▶ Exercise requirements
Copy out every line in the entries below that includes "Sources".

▶ Exercise material

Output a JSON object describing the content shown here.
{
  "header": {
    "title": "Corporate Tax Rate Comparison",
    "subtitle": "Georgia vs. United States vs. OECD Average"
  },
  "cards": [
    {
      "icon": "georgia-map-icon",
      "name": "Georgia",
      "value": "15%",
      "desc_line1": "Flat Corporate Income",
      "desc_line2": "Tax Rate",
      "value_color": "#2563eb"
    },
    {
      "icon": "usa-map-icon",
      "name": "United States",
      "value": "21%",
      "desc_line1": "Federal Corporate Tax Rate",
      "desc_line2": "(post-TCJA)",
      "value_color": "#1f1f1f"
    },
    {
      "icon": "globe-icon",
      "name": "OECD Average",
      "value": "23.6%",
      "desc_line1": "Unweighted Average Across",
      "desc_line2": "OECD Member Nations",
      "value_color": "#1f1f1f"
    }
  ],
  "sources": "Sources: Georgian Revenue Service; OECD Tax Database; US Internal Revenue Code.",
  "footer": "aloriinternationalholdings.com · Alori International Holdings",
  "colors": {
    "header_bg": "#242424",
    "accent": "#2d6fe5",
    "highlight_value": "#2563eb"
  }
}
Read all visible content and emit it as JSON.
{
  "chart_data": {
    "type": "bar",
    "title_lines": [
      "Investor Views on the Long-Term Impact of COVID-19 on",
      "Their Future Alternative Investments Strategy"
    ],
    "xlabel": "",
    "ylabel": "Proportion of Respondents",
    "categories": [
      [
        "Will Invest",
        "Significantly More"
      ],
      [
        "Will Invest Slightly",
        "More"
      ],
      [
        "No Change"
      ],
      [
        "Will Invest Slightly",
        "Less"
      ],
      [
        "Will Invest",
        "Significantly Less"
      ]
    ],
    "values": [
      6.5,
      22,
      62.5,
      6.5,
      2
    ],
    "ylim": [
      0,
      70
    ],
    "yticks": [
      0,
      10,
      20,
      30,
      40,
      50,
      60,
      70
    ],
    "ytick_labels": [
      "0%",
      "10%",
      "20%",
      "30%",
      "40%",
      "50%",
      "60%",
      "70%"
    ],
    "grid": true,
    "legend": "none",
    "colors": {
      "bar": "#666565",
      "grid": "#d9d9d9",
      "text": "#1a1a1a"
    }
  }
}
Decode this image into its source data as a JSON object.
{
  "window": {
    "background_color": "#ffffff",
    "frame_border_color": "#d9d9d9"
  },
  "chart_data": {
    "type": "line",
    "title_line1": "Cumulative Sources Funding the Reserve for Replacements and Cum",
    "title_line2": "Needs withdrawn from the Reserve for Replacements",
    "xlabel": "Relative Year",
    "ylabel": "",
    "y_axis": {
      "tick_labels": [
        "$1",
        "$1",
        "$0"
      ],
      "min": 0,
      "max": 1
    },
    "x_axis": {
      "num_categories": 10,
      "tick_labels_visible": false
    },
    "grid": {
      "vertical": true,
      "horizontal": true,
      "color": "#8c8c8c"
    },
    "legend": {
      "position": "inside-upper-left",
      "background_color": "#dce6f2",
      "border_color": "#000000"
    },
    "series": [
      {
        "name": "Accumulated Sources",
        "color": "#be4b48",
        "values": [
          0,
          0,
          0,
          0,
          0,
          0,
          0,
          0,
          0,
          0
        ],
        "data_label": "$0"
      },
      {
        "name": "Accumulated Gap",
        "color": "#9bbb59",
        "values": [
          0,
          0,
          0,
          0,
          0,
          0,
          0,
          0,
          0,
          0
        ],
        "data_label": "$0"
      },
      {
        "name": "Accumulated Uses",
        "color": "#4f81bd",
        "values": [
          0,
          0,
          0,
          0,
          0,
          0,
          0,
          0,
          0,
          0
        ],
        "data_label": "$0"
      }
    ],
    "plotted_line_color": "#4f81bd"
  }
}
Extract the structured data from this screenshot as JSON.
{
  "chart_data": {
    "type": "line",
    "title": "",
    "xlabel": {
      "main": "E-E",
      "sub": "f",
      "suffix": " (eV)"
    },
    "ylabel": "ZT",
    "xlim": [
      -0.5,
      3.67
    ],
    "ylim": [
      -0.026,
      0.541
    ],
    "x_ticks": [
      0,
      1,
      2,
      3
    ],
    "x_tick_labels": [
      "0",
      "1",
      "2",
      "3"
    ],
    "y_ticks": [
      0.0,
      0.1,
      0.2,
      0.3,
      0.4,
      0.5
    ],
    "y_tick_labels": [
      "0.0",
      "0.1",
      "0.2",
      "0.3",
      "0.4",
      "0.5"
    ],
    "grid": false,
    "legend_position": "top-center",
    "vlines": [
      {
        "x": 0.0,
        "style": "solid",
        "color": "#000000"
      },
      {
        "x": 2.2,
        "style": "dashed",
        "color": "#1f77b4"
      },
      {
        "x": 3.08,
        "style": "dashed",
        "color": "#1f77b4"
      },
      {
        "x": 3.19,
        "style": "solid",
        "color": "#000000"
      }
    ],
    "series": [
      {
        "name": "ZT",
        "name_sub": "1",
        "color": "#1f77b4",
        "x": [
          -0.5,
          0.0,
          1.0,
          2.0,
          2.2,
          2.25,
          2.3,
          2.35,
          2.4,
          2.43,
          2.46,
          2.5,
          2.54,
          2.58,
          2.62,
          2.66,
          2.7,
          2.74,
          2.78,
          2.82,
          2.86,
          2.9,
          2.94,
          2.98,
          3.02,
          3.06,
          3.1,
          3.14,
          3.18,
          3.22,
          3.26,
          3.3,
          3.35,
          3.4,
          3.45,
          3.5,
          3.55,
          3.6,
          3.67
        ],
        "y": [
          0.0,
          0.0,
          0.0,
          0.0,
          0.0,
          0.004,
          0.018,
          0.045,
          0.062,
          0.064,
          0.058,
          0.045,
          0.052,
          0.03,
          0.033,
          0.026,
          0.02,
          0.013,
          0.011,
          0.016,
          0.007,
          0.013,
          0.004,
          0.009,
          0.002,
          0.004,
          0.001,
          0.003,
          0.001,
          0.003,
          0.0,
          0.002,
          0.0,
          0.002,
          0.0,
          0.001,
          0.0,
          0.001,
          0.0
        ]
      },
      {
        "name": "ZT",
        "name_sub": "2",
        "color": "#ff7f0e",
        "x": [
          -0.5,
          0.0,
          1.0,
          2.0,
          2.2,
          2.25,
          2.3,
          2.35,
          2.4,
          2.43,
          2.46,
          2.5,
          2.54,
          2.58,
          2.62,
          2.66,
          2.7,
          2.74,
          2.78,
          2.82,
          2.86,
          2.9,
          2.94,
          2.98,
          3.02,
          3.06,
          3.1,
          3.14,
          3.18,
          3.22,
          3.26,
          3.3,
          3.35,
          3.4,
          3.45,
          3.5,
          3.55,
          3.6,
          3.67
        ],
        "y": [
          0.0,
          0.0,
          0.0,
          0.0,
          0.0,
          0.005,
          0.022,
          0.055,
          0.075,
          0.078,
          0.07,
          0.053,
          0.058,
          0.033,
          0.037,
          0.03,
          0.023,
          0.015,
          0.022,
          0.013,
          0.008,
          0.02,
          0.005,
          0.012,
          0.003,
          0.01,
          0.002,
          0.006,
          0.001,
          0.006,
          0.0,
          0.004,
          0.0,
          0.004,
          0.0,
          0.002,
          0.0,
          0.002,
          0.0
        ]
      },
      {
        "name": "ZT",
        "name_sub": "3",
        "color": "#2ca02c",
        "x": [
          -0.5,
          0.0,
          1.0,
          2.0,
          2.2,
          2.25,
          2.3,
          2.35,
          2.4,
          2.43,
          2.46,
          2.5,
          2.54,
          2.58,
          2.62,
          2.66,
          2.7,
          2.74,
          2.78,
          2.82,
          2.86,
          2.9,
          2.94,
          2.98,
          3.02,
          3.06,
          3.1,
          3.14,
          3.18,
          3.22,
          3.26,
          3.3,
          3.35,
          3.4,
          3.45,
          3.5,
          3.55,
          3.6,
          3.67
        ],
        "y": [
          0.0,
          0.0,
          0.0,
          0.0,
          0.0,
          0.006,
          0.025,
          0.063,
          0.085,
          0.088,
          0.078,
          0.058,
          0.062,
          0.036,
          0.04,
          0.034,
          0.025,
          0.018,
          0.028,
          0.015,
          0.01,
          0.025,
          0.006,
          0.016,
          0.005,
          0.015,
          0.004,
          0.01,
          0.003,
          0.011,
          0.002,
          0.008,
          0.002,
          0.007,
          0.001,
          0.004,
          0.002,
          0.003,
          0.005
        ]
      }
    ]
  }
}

▶ Answer to the task
  "sources": "Sources: Georgian Revenue Service; OECD Tax Database; US Internal Revenue Code.",
    "title_line1": "Cumulative Sources Funding the Reserve for Replacements and Cum",
        "name": "Accumulated Sources",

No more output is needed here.